#### Stated problem
Gather every line in the listing below that contains the string "post" and copy each one in full.
** START **
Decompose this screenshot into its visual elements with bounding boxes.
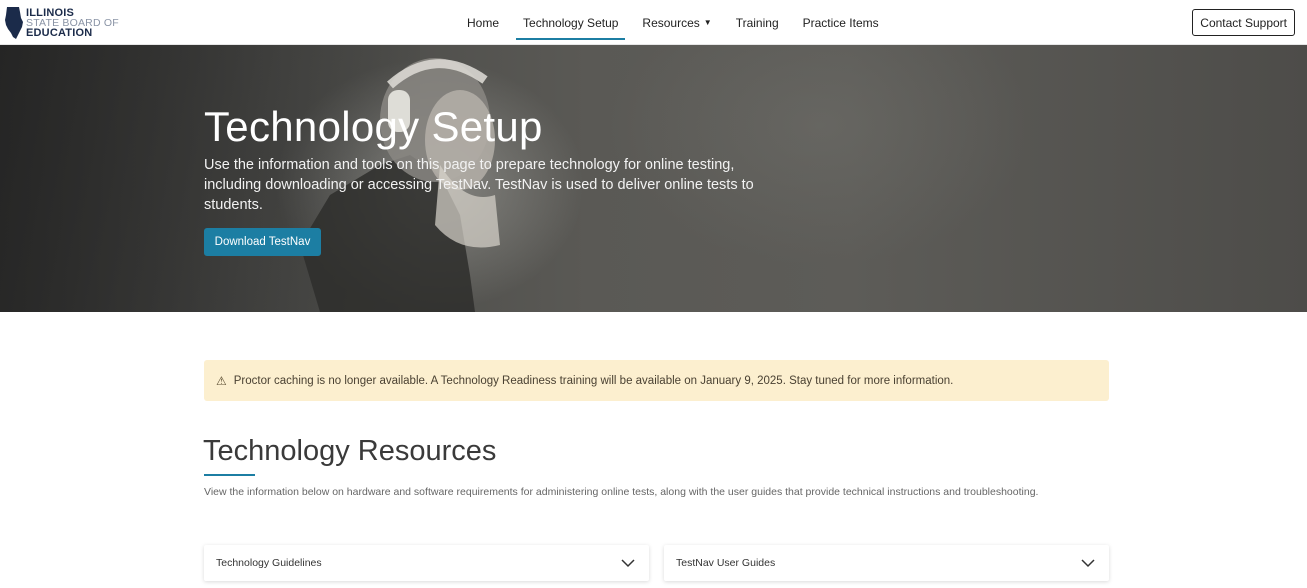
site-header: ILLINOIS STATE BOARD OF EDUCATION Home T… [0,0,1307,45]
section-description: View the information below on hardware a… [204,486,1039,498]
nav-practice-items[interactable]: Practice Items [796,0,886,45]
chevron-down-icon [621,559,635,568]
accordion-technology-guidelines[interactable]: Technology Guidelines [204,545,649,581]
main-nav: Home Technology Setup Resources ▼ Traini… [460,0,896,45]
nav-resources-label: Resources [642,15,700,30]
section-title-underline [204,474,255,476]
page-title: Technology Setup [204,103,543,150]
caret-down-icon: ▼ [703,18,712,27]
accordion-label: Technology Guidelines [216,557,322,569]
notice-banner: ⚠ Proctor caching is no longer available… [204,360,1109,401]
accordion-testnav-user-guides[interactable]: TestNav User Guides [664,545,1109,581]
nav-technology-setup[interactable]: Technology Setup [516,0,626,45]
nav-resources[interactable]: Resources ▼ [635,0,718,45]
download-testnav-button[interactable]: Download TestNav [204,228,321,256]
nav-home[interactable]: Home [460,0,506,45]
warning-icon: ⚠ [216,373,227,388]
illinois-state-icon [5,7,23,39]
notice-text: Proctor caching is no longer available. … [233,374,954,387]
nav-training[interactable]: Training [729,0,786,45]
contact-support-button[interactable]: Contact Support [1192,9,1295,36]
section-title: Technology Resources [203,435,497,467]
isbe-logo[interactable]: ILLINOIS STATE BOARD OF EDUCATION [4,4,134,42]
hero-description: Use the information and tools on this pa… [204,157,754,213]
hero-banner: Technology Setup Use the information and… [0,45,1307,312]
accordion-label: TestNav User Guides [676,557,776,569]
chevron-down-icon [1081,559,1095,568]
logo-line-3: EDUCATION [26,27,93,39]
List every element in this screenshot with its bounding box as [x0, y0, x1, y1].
** END **
** START **
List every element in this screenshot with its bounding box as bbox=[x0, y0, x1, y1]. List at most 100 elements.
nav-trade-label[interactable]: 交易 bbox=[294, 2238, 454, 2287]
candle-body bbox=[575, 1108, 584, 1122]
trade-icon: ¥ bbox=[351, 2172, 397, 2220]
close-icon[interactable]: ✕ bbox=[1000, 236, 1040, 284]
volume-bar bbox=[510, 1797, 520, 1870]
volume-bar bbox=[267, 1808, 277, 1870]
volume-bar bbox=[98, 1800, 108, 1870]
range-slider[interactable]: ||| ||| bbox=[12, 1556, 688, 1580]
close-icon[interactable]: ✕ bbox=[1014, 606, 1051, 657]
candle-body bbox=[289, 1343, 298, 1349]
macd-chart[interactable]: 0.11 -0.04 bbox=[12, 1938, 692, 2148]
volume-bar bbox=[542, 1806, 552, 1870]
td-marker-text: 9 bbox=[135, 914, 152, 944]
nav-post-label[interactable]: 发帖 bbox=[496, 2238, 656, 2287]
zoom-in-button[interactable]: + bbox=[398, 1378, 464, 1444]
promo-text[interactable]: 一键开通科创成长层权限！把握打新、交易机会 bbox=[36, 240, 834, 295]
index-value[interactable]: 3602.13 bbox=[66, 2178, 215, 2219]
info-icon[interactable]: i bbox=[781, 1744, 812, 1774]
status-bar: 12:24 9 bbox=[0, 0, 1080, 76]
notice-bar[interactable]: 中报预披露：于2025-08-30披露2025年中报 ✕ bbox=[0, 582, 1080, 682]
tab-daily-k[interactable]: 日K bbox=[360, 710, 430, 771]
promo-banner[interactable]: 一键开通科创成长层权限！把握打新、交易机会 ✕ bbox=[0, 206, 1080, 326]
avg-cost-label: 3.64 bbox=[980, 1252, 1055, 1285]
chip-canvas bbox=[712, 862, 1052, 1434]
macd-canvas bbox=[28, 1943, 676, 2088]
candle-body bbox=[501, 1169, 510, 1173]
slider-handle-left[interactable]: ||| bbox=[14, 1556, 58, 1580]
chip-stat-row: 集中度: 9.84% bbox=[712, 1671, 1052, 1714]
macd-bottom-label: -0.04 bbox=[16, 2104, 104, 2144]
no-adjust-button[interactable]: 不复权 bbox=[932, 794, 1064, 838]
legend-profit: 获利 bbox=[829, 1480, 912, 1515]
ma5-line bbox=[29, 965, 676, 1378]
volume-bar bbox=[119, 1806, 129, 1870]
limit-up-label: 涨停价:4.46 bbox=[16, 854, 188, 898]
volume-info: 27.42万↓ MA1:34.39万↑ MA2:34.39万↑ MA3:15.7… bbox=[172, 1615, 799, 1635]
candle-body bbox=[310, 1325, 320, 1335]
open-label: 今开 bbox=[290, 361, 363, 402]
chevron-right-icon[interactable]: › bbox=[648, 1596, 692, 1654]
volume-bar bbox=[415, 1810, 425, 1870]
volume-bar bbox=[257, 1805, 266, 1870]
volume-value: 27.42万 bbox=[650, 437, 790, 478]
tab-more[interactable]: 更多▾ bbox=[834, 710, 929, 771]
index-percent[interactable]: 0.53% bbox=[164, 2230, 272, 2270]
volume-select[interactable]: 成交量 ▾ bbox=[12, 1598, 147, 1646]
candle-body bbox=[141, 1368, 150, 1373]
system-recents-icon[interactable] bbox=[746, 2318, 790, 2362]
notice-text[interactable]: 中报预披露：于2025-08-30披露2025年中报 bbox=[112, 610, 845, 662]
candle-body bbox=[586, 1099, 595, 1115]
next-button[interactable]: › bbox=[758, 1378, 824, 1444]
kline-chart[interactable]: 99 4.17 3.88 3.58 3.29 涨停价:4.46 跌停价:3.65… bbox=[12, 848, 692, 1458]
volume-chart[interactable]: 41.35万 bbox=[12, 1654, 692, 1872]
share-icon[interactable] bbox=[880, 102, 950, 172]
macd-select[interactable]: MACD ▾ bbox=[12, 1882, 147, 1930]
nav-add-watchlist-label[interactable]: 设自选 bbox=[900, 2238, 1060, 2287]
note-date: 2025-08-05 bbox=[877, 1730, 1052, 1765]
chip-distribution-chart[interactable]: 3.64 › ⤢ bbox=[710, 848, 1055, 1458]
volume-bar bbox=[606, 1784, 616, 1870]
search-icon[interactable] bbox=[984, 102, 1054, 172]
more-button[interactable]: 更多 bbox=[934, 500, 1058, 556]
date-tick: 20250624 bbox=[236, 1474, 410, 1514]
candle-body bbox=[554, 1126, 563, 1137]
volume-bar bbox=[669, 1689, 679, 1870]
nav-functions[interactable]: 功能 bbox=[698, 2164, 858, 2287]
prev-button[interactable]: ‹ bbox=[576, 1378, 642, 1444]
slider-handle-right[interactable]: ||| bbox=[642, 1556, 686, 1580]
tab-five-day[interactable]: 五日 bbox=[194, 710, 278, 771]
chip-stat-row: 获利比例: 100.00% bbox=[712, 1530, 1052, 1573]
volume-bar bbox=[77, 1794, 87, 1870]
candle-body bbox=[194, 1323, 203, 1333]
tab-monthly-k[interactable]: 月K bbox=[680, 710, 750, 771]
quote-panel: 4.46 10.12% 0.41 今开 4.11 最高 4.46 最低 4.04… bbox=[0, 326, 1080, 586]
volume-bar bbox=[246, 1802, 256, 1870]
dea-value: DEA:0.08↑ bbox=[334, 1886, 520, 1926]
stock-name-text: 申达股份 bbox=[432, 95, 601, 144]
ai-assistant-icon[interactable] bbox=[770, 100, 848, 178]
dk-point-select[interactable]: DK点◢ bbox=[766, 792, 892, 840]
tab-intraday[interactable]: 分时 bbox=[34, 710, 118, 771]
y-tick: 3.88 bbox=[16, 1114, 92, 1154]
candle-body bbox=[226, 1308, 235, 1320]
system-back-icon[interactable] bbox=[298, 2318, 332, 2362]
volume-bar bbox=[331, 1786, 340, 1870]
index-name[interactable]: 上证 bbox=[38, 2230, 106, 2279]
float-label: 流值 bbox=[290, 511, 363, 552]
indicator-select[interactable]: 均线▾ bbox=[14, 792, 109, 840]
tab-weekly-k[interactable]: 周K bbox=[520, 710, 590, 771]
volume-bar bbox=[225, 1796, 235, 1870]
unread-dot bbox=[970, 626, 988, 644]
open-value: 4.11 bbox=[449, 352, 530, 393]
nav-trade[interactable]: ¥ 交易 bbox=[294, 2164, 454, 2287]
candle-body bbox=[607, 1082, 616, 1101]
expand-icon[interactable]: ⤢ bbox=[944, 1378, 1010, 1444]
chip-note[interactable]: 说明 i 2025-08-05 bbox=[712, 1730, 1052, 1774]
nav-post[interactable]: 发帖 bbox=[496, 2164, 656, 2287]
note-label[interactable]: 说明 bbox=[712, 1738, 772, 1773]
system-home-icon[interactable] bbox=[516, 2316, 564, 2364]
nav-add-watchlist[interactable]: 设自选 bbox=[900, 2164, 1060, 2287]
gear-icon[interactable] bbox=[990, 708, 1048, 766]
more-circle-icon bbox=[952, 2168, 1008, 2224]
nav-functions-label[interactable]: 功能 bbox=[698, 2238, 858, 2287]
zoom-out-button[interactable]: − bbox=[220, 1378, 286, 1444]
** END **
** START **
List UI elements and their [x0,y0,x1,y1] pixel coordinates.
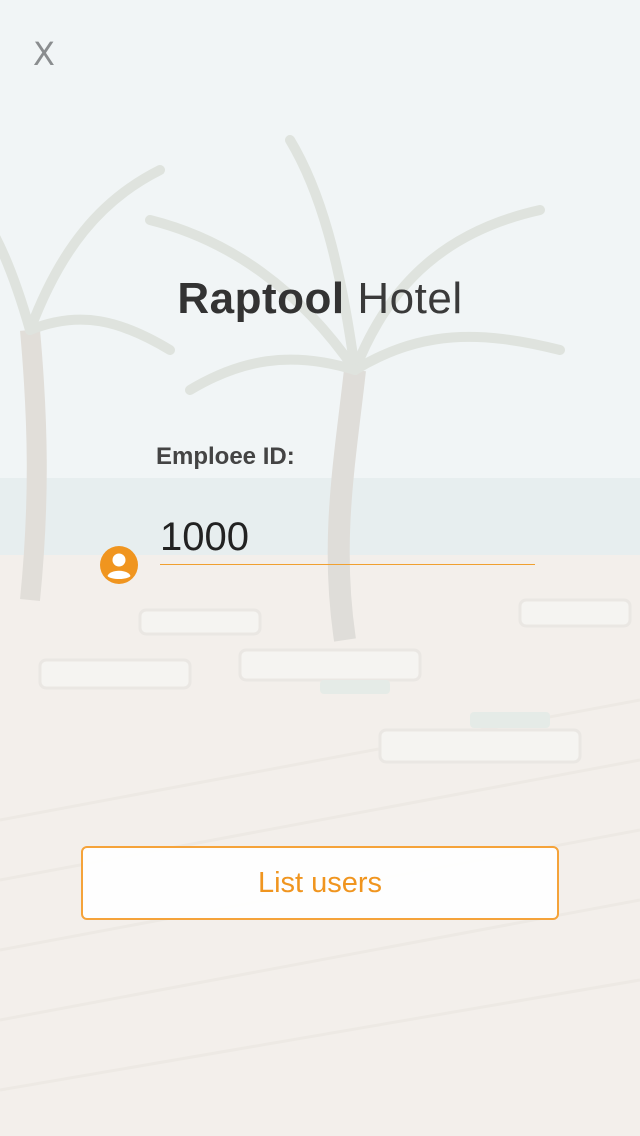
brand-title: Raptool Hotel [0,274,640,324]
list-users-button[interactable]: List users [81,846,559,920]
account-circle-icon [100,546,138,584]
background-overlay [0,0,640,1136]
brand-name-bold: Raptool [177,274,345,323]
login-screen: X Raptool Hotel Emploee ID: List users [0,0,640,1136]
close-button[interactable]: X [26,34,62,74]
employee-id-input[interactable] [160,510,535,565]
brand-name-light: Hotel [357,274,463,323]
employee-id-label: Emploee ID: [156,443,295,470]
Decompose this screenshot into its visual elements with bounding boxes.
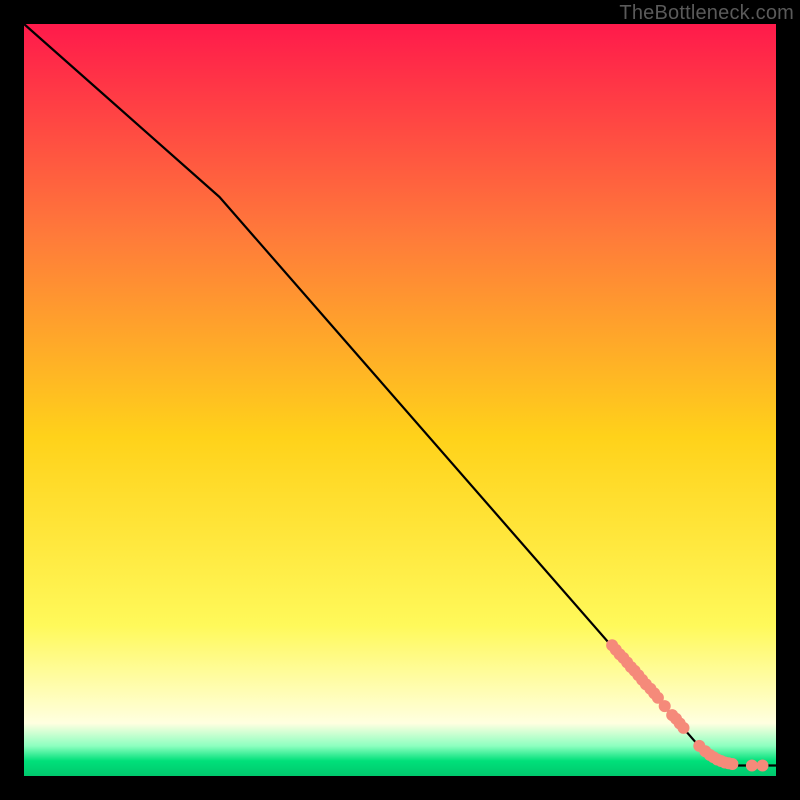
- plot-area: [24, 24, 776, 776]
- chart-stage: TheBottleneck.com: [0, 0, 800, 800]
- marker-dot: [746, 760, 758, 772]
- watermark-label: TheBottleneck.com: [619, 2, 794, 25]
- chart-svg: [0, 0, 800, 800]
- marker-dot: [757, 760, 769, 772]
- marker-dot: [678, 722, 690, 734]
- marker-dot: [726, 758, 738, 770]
** END **
#### Task output
nav-post-label[interactable]: 发帖 bbox=[496, 2238, 656, 2287]
nav-post[interactable]: 发帖 bbox=[496, 2164, 656, 2287]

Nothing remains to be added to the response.